## TASK OBJECTIVE
Take the entries below and print all of them exactly, please.

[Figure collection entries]
+===+
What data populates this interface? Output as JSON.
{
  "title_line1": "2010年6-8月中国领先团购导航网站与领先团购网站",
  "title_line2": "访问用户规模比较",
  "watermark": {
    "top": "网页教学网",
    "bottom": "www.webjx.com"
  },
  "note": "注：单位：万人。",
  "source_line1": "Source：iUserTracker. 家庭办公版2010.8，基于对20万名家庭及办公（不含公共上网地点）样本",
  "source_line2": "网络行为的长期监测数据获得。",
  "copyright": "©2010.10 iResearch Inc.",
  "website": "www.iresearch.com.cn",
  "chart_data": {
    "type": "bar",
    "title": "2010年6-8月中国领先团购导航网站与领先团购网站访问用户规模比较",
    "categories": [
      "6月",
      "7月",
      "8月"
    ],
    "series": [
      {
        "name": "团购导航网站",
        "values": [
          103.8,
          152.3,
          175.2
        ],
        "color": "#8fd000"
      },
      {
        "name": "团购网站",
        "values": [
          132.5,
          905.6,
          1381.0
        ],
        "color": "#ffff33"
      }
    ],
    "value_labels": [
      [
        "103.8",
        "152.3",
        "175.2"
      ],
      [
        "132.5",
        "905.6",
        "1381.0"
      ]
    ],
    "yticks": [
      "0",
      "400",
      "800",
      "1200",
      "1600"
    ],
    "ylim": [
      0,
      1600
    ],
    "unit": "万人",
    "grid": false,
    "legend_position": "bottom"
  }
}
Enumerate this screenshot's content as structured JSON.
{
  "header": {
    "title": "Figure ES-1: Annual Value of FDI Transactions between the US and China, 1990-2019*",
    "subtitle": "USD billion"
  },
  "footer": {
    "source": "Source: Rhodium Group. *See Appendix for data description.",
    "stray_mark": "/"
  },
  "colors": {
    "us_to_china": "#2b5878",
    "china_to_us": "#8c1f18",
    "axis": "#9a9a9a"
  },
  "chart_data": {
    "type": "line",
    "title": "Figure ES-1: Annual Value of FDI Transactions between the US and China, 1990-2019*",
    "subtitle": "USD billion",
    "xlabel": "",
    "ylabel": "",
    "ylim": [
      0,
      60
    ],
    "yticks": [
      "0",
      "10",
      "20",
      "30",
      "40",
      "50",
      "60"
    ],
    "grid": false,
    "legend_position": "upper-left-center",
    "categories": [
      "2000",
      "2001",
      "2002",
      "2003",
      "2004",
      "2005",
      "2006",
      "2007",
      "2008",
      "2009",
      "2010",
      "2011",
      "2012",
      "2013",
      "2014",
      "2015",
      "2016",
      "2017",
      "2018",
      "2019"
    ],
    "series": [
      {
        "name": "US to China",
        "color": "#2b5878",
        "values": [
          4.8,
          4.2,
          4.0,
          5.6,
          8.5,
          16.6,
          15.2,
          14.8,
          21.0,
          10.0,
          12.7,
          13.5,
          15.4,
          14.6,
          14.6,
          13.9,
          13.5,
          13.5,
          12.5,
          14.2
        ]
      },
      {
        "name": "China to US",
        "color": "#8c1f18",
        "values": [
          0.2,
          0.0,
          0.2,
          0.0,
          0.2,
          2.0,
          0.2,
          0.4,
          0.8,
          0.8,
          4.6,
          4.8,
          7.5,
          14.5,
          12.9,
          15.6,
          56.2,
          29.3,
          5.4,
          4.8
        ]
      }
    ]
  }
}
+===+
## TASK SOLUTION
What data populates this interface? Output as JSON.
{
  "title_line1": "2010年6-8月中国领先团购导航网站与领先团购网站",
  "title_line2": "访问用户规模比较",
  "watermark": {
    "top": "网页教学网",
    "bottom": "www.webjx.com"
  },
  "note": "注：单位：万人。",
  "source_line1": "Source：iUserTracker. 家庭办公版2010.8，基于对20万名家庭及办公（不含公共上网地点）样本",
  "source_line2": "网络行为的长期监测数据获得。",
  "copyright": "©2010.10 iResearch Inc.",
  "website": "www.iresearch.com.cn",
  "chart_data": {
    "type": "bar",
    "title": "2010年6-8月中国领先团购导航网站与领先团购网站访问用户规模比较",
    "categories": [
      "6月",
      "7月",
      "8月"
    ],
    "series": [
      {
        "name": "团购导航网站",
        "values": [
          103.8,
          152.3,
          175.2
        ],
        "color": "#8fd000"
      },
      {
        "name": "团购网站",
        "values": [
          132.5,
          905.6,
          1381.0
        ],
        "color": "#ffff33"
      }
    ],
    "value_labels": [
      [
        "103.8",
        "152.3",
        "175.2"
      ],
      [
        "132.5",
        "905.6",
        "1381.0"
      ]
    ],
    "yticks": [
      "0",
      "400",
      "800",
      "1200",
      "1600"
    ],
    "ylim": [
      0,
      1600
    ],
    "unit": "万人",
    "grid": false,
    "legend_position": "bottom"
  }
}
Enumerate this screenshot's content as structured JSON.
{
  "header": {
    "title": "Figure ES-1: Annual Value of FDI Transactions between the US and China, 1990-2019*",
    "subtitle": "USD billion"
  },
  "footer": {
    "source": "Source: Rhodium Group. *See Appendix for data description.",
    "stray_mark": "/"
  },
  "colors": {
    "us_to_china": "#2b5878",
    "china_to_us": "#8c1f18",
    "axis": "#9a9a9a"
  },
  "chart_data": {
    "type": "line",
    "title": "Figure ES-1: Annual Value of FDI Transactions between the US and China, 1990-2019*",
    "subtitle": "USD billion",
    "xlabel": "",
    "ylabel": "",
    "ylim": [
      0,
      60
    ],
    "yticks": [
      "0",
      "10",
      "20",
      "30",
      "40",
      "50",
      "60"
    ],
    "grid": false,
    "legend_position": "upper-left-center",
    "categories": [
      "2000",
      "2001",
      "2002",
      "2003",
      "2004",
      "2005",
      "2006",
      "2007",
      "2008",
      "2009",
      "2010",
      "2011",
      "2012",
      "2013",
      "2014",
      "2015",
      "2016",
      "2017",
      "2018",
      "2019"
    ],
    "series": [
      {
        "name": "US to China",
        "color": "#2b5878",
        "values": [
          4.8,
          4.2,
          4.0,
          5.6,
          8.5,
          16.6,
          15.2,
          14.8,
          21.0,
          10.0,
          12.7,
          13.5,
          15.4,
          14.6,
          14.6,
          13.9,
          13.5,
          13.5,
          12.5,
          14.2
        ]
      },
      {
        "name": "China to US",
        "color": "#8c1f18",
        "values": [
          0.2,
          0.0,
          0.2,
          0.0,
          0.2,
          2.0,
          0.2,
          0.4,
          0.8,
          0.8,
          4.6,
          4.8,
          7.5,
          14.5,
          12.9,
          15.6,
          56.2,
          29.3,
          5.4,
          4.8
        ]
      }
    ]
  }
}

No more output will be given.